» **Problem description**: Collect every line below that contains the word "they".

Saved data entries:
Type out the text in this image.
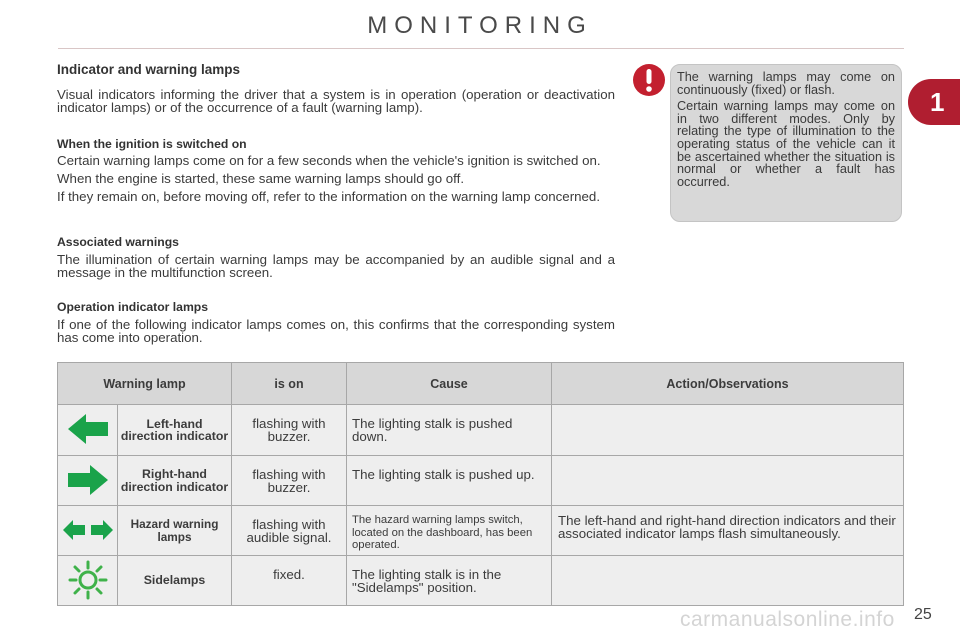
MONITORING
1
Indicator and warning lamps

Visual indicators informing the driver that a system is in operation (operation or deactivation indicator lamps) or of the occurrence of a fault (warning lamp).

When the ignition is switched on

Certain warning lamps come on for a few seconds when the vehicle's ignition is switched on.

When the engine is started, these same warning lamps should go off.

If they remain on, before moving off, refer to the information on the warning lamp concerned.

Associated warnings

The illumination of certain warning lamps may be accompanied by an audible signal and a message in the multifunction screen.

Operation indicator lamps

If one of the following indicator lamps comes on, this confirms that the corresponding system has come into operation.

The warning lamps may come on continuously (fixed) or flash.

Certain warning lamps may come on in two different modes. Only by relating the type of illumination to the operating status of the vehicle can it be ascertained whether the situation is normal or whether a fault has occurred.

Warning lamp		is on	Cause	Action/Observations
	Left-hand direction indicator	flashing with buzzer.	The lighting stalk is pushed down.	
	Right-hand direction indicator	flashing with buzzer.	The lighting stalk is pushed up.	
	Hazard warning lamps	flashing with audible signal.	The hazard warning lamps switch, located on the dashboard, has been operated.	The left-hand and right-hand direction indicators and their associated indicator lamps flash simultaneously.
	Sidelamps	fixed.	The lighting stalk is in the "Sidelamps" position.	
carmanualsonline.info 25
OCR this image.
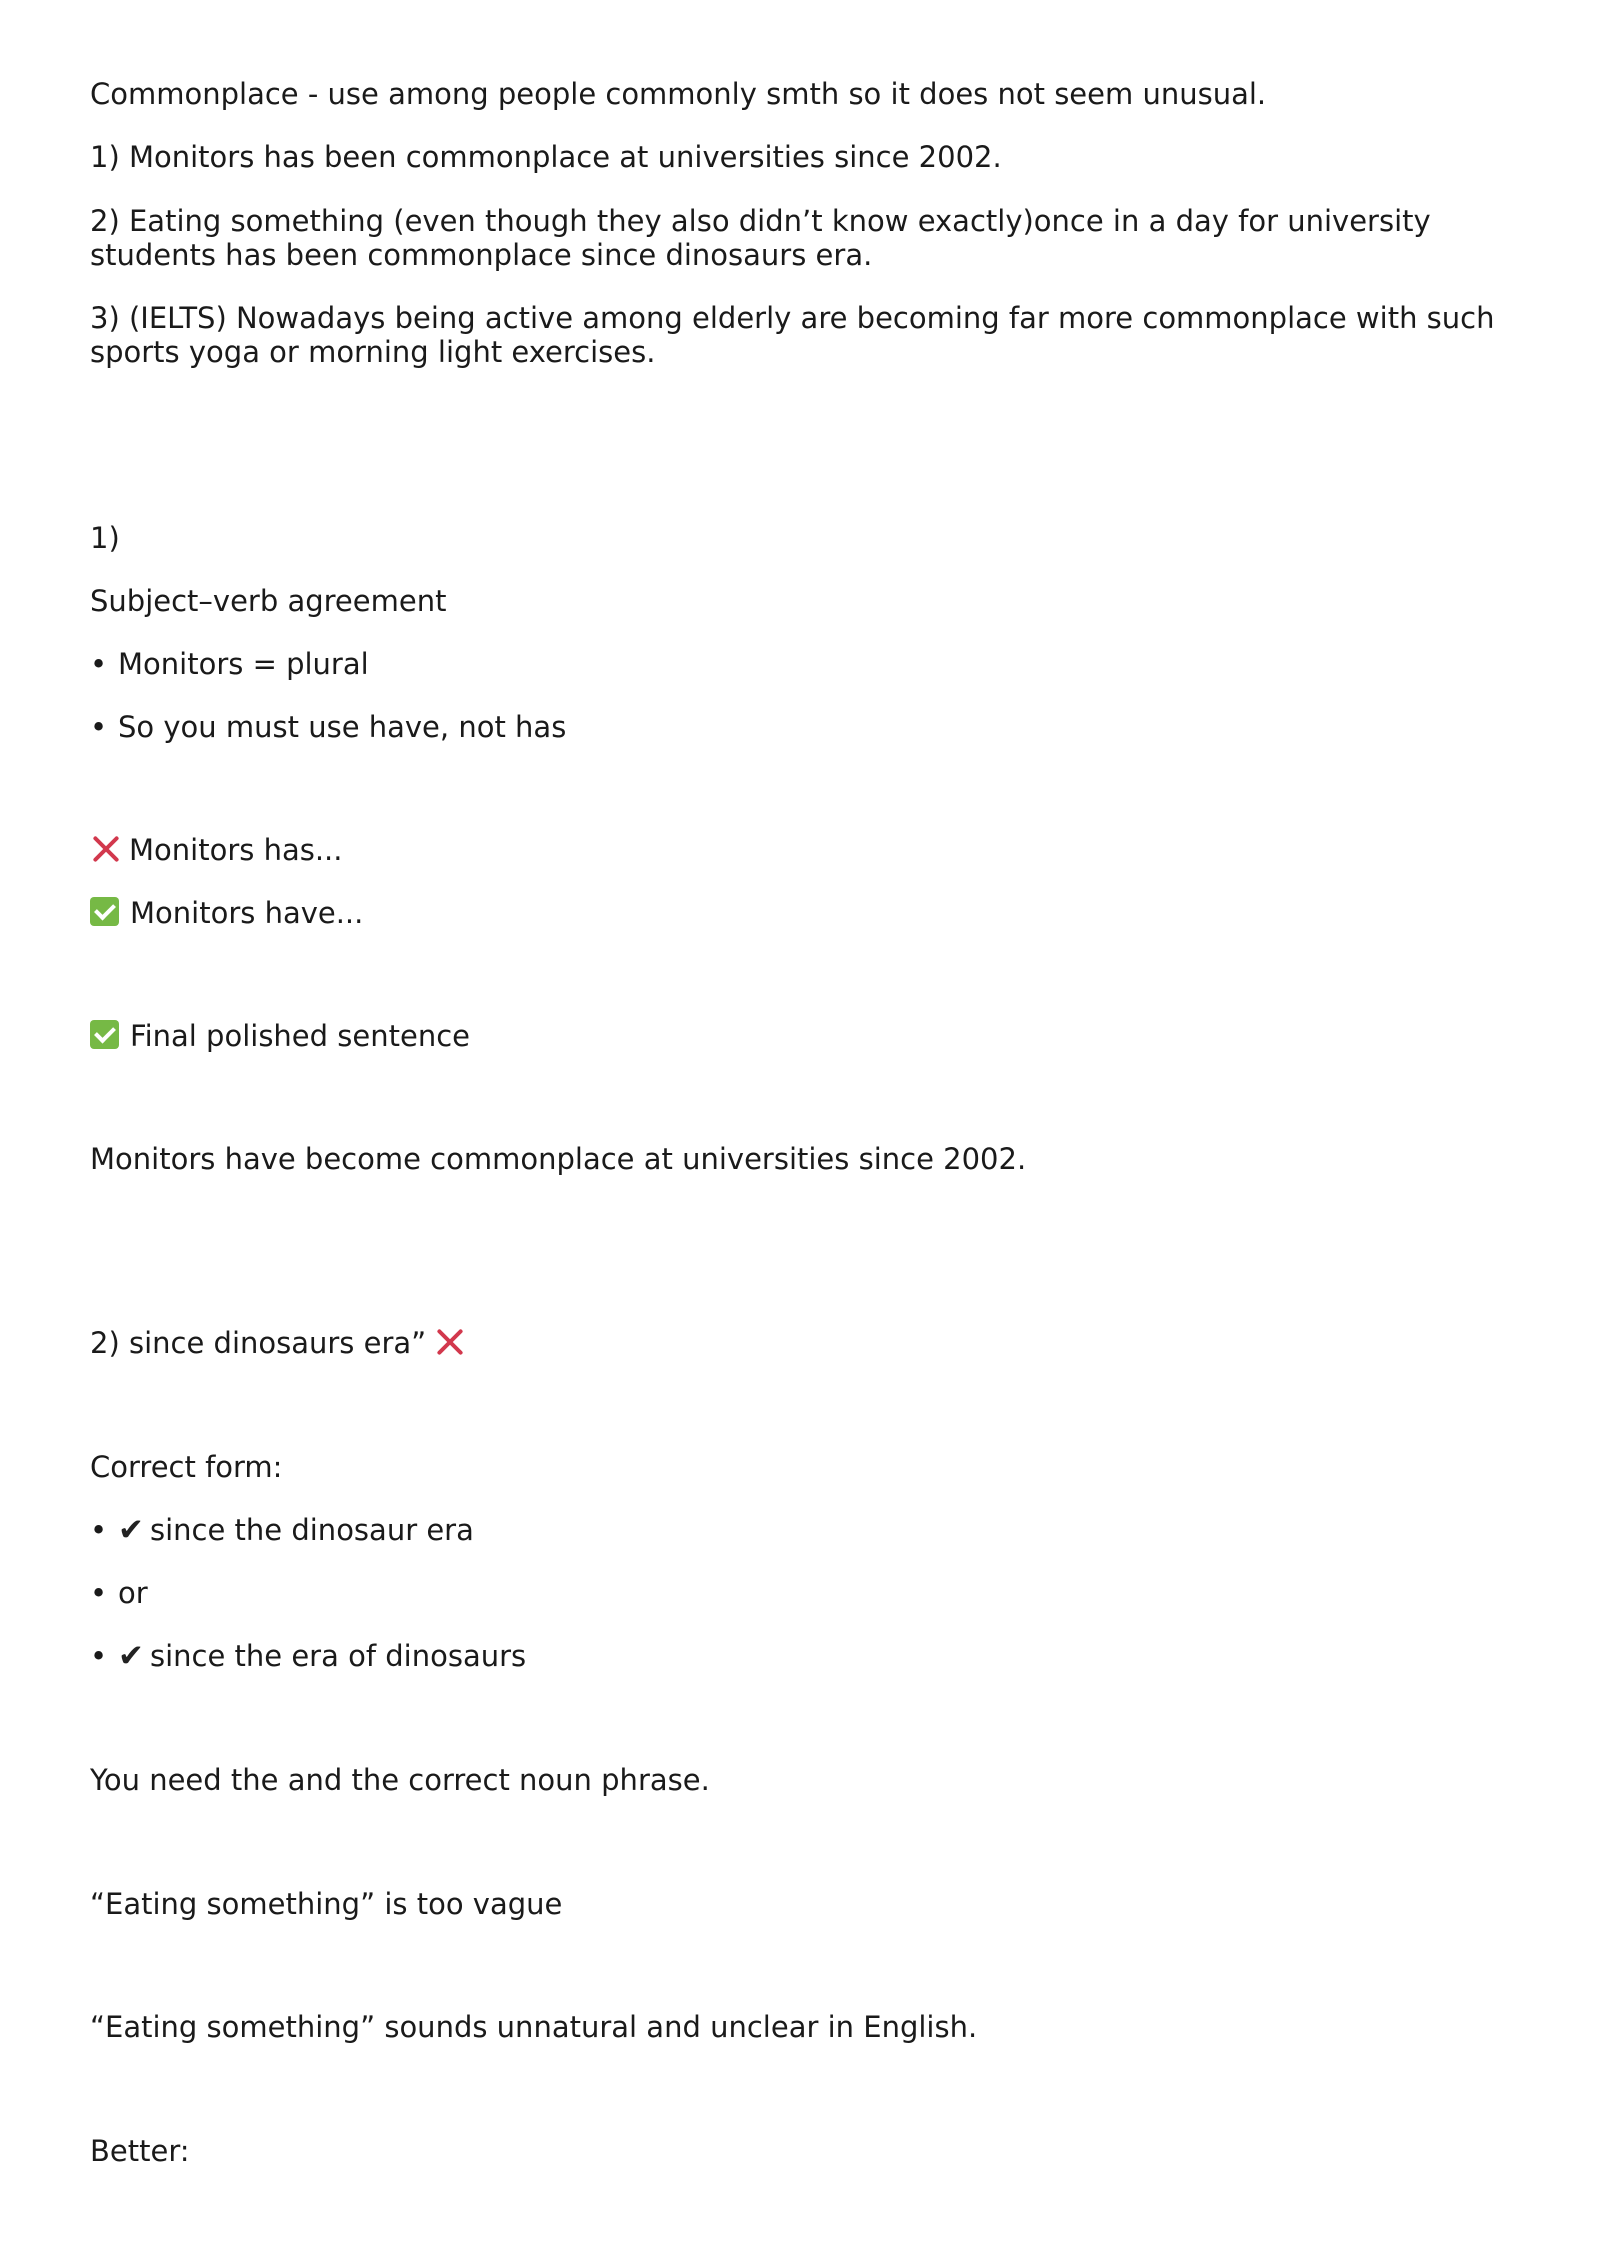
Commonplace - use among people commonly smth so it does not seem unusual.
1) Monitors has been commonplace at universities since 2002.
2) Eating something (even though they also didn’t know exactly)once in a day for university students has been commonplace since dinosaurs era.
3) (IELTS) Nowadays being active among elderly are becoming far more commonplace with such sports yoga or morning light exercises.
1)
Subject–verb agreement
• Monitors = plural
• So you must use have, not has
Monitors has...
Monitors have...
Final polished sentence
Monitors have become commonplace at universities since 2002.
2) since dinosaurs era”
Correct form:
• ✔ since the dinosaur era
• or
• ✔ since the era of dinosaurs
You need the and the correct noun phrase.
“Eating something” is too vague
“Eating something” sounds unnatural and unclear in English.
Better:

» **Correct result**:
If they remain on, before moving off, refer to the information on the warning lamp concerned.
2) Eating something (even though they also didn’t know exactly)once in a day for university students has been commonplace since dinosaurs era.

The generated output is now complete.